● Task brief: Below is some material; transcribe all of it exactly.

● Dataset content:
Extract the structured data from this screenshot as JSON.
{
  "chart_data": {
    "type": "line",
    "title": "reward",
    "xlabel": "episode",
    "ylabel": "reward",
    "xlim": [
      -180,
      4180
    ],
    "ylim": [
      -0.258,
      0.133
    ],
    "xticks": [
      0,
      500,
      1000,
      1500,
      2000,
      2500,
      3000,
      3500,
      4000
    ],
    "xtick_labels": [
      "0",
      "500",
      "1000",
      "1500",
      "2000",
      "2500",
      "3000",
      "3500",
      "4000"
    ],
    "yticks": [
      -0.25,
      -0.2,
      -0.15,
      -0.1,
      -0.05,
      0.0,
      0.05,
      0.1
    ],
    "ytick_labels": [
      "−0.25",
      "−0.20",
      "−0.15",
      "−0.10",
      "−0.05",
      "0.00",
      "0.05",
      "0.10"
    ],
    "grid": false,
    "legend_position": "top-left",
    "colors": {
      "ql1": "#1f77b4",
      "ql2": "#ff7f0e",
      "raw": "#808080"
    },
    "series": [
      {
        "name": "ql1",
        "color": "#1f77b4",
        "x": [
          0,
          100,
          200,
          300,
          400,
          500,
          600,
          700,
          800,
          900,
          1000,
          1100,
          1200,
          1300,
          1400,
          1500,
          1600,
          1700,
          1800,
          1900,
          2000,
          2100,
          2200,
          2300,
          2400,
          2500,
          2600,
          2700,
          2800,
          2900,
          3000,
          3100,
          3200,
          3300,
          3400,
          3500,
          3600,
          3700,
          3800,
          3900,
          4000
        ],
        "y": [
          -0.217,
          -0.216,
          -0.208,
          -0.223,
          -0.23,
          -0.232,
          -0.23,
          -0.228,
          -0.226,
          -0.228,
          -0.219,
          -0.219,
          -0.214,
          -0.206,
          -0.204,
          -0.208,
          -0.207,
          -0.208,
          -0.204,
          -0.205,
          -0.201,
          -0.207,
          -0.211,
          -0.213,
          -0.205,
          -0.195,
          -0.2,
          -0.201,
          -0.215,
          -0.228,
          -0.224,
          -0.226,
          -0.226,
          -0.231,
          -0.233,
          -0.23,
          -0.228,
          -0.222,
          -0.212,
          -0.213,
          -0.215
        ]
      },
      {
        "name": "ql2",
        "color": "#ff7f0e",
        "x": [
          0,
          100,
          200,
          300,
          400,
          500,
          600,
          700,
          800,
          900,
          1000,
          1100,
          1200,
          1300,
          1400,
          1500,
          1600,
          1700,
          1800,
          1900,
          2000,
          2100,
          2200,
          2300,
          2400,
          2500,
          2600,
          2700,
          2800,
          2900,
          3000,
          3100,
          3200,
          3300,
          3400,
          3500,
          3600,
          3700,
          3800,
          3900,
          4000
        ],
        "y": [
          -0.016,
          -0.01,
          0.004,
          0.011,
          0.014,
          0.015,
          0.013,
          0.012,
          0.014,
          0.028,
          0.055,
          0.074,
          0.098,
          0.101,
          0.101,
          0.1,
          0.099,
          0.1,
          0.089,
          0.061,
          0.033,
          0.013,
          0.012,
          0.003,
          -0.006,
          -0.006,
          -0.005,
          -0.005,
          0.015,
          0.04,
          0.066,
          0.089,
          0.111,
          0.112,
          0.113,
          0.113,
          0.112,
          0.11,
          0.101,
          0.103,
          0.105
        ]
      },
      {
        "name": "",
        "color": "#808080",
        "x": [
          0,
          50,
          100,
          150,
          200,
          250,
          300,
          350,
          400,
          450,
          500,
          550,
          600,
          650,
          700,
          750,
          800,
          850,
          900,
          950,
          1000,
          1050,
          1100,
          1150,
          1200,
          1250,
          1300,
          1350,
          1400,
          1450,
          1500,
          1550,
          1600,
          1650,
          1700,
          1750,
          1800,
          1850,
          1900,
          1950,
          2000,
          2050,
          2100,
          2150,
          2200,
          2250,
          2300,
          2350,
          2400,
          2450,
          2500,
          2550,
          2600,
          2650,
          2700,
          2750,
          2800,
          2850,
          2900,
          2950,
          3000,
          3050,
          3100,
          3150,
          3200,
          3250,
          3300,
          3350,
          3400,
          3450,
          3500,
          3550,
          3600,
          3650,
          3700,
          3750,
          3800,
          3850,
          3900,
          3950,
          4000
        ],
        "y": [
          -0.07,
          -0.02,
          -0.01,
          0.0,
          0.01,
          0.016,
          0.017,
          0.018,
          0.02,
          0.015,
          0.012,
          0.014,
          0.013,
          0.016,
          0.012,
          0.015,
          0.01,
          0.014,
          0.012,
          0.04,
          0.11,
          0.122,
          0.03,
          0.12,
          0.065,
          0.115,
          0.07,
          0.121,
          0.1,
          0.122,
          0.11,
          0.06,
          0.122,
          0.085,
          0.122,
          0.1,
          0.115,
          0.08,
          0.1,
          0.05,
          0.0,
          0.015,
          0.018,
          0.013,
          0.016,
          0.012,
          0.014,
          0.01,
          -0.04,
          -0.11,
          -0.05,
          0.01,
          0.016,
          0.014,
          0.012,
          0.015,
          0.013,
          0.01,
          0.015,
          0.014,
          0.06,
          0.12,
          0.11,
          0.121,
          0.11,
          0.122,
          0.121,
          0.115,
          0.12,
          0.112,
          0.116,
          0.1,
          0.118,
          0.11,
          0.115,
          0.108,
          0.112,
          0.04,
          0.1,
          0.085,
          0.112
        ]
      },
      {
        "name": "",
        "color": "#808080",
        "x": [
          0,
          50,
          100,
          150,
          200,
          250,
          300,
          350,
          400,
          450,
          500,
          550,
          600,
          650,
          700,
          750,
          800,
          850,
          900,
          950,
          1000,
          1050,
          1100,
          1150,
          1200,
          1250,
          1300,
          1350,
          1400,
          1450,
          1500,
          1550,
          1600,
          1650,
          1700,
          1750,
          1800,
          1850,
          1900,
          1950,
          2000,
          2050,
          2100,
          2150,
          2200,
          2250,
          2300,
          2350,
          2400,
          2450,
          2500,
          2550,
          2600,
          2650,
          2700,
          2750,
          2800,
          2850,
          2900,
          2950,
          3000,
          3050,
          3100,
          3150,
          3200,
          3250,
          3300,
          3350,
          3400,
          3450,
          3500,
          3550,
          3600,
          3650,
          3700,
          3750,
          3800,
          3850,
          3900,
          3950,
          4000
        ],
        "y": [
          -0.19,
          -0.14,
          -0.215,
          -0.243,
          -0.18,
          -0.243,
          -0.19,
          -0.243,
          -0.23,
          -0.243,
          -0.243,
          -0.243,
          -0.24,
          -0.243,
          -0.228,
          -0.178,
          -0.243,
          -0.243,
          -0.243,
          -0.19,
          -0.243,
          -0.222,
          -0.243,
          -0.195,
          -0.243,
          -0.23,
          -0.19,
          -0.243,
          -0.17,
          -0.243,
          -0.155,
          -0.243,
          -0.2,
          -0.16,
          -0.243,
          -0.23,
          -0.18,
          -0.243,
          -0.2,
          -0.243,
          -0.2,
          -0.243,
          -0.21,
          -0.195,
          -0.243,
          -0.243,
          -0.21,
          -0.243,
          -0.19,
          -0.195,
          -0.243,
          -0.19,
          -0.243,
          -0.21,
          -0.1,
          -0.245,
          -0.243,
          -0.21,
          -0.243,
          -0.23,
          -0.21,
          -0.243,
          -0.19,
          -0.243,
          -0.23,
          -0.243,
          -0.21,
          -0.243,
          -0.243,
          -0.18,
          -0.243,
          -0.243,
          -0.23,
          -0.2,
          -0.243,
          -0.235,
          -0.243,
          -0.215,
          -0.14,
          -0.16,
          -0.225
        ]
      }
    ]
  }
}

● Correct answer:
Extract the structured data from this screenshot as JSON.
{
  "chart_data": {
    "type": "line",
    "title": "reward",
    "xlabel": "episode",
    "ylabel": "reward",
    "xlim": [
      -180,
      4180
    ],
    "ylim": [
      -0.258,
      0.133
    ],
    "xticks": [
      0,
      500,
      1000,
      1500,
      2000,
      2500,
      3000,
      3500,
      4000
    ],
    "xtick_labels": [
      "0",
      "500",
      "1000",
      "1500",
      "2000",
      "2500",
      "3000",
      "3500",
      "4000"
    ],
    "yticks": [
      -0.25,
      -0.2,
      -0.15,
      -0.1,
      -0.05,
      0.0,
      0.05,
      0.1
    ],
    "ytick_labels": [
      "−0.25",
      "−0.20",
      "−0.15",
      "−0.10",
      "−0.05",
      "0.00",
      "0.05",
      "0.10"
    ],
    "grid": false,
    "legend_position": "top-left",
    "colors": {
      "ql1": "#1f77b4",
      "ql2": "#ff7f0e",
      "raw": "#808080"
    },
    "series": [
      {
        "name": "ql1",
        "color": "#1f77b4",
        "x": [
          0,
          100,
          200,
          300,
          400,
          500,
          600,
          700,
          800,
          900,
          1000,
          1100,
          1200,
          1300,
          1400,
          1500,
          1600,
          1700,
          1800,
          1900,
          2000,
          2100,
          2200,
          2300,
          2400,
          2500,
          2600,
          2700,
          2800,
          2900,
          3000,
          3100,
          3200,
          3300,
          3400,
          3500,
          3600,
          3700,
          3800,
          3900,
          4000
        ],
        "y": [
          -0.217,
          -0.216,
          -0.208,
          -0.223,
          -0.23,
          -0.232,
          -0.23,
          -0.228,
          -0.226,
          -0.228,
          -0.219,
          -0.219,
          -0.214,
          -0.206,
          -0.204,
          -0.208,
          -0.207,
          -0.208,
          -0.204,
          -0.205,
          -0.201,
          -0.207,
          -0.211,
          -0.213,
          -0.205,
          -0.195,
          -0.2,
          -0.201,
          -0.215,
          -0.228,
          -0.224,
          -0.226,
          -0.226,
          -0.231,
          -0.233,
          -0.23,
          -0.228,
          -0.222,
          -0.212,
          -0.213,
          -0.215
        ]
      },
      {
        "name": "ql2",
        "color": "#ff7f0e",
        "x": [
          0,
          100,
          200,
          300,
          400,
          500,
          600,
          700,
          800,
          900,
          1000,
          1100,
          1200,
          1300,
          1400,
          1500,
          1600,
          1700,
          1800,
          1900,
          2000,
          2100,
          2200,
          2300,
          2400,
          2500,
          2600,
          2700,
          2800,
          2900,
          3000,
          3100,
          3200,
          3300,
          3400,
          3500,
          3600,
          3700,
          3800,
          3900,
          4000
        ],
        "y": [
          -0.016,
          -0.01,
          0.004,
          0.011,
          0.014,
          0.015,
          0.013,
          0.012,
          0.014,
          0.028,
          0.055,
          0.074,
          0.098,
          0.101,
          0.101,
          0.1,
          0.099,
          0.1,
          0.089,
          0.061,
          0.033,
          0.013,
          0.012,
          0.003,
          -0.006,
          -0.006,
          -0.005,
          -0.005,
          0.015,
          0.04,
          0.066,
          0.089,
          0.111,
          0.112,
          0.113,
          0.113,
          0.112,
          0.11,
          0.101,
          0.103,
          0.105
        ]
      },
      {
        "name": "",
        "color": "#808080",
        "x": [
          0,
          50,
          100,
          150,
          200,
          250,
          300,
          350,
          400,
          450,
          500,
          550,
          600,
          650,
          700,
          750,
          800,
          850,
          900,
          950,
          1000,
          1050,
          1100,
          1150,
          1200,
          1250,
          1300,
          1350,
          1400,
          1450,
          1500,
          1550,
          1600,
          1650,
          1700,
          1750,
          1800,
          1850,
          1900,
          1950,
          2000,
          2050,
          2100,
          2150,
          2200,
          2250,
          2300,
          2350,
          2400,
          2450,
          2500,
          2550,
          2600,
          2650,
          2700,
          2750,
          2800,
          2850,
          2900,
          2950,
          3000,
          3050,
          3100,
          3150,
          3200,
          3250,
          3300,
          3350,
          3400,
          3450,
          3500,
          3550,
          3600,
          3650,
          3700,
          3750,
          3800,
          3850,
          3900,
          3950,
          4000
        ],
        "y": [
          -0.07,
          -0.02,
          -0.01,
          0.0,
          0.01,
          0.016,
          0.017,
          0.018,
          0.02,
          0.015,
          0.012,
          0.014,
          0.013,
          0.016,
          0.012,
          0.015,
          0.01,
          0.014,
          0.012,
          0.04,
          0.11,
          0.122,
          0.03,
          0.12,
          0.065,
          0.115,
          0.07,
          0.121,
          0.1,
          0.122,
          0.11,
          0.06,
          0.122,
          0.085,
          0.122,
          0.1,
          0.115,
          0.08,
          0.1,
          0.05,
          0.0,
          0.015,
          0.018,
          0.013,
          0.016,
          0.012,
          0.014,
          0.01,
          -0.04,
          -0.11,
          -0.05,
          0.01,
          0.016,
          0.014,
          0.012,
          0.015,
          0.013,
          0.01,
          0.015,
          0.014,
          0.06,
          0.12,
          0.11,
          0.121,
          0.11,
          0.122,
          0.121,
          0.115,
          0.12,
          0.112,
          0.116,
          0.1,
          0.118,
          0.11,
          0.115,
          0.108,
          0.112,
          0.04,
          0.1,
          0.085,
          0.112
        ]
      },
      {
        "name": "",
        "color": "#808080",
        "x": [
          0,
          50,
          100,
          150,
          200,
          250,
          300,
          350,
          400,
          450,
          500,
          550,
          600,
          650,
          700,
          750,
          800,
          850,
          900,
          950,
          1000,
          1050,
          1100,
          1150,
          1200,
          1250,
          1300,
          1350,
          1400,
          1450,
          1500,
          1550,
          1600,
          1650,
          1700,
          1750,
          1800,
          1850,
          1900,
          1950,
          2000,
          2050,
          2100,
          2150,
          2200,
          2250,
          2300,
          2350,
          2400,
          2450,
          2500,
          2550,
          2600,
          2650,
          2700,
          2750,
          2800,
          2850,
          2900,
          2950,
          3000,
          3050,
          3100,
          3150,
          3200,
          3250,
          3300,
          3350,
          3400,
          3450,
          3500,
          3550,
          3600,
          3650,
          3700,
          3750,
          3800,
          3850,
          3900,
          3950,
          4000
        ],
        "y": [
          -0.19,
          -0.14,
          -0.215,
          -0.243,
          -0.18,
          -0.243,
          -0.19,
          -0.243,
          -0.23,
          -0.243,
          -0.243,
          -0.243,
          -0.24,
          -0.243,
          -0.228,
          -0.178,
          -0.243,
          -0.243,
          -0.243,
          -0.19,
          -0.243,
          -0.222,
          -0.243,
          -0.195,
          -0.243,
          -0.23,
          -0.19,
          -0.243,
          -0.17,
          -0.243,
          -0.155,
          -0.243,
          -0.2,
          -0.16,
          -0.243,
          -0.23,
          -0.18,
          -0.243,
          -0.2,
          -0.243,
          -0.2,
          -0.243,
          -0.21,
          -0.195,
          -0.243,
          -0.243,
          -0.21,
          -0.243,
          -0.19,
          -0.195,
          -0.243,
          -0.19,
          -0.243,
          -0.21,
          -0.1,
          -0.245,
          -0.243,
          -0.21,
          -0.243,
          -0.23,
          -0.21,
          -0.243,
          -0.19,
          -0.243,
          -0.23,
          -0.243,
          -0.21,
          -0.243,
          -0.243,
          -0.18,
          -0.243,
          -0.243,
          -0.23,
          -0.2,
          -0.243,
          -0.235,
          -0.243,
          -0.215,
          -0.14,
          -0.16,
          -0.225
        ]
      }
    ]
  }
}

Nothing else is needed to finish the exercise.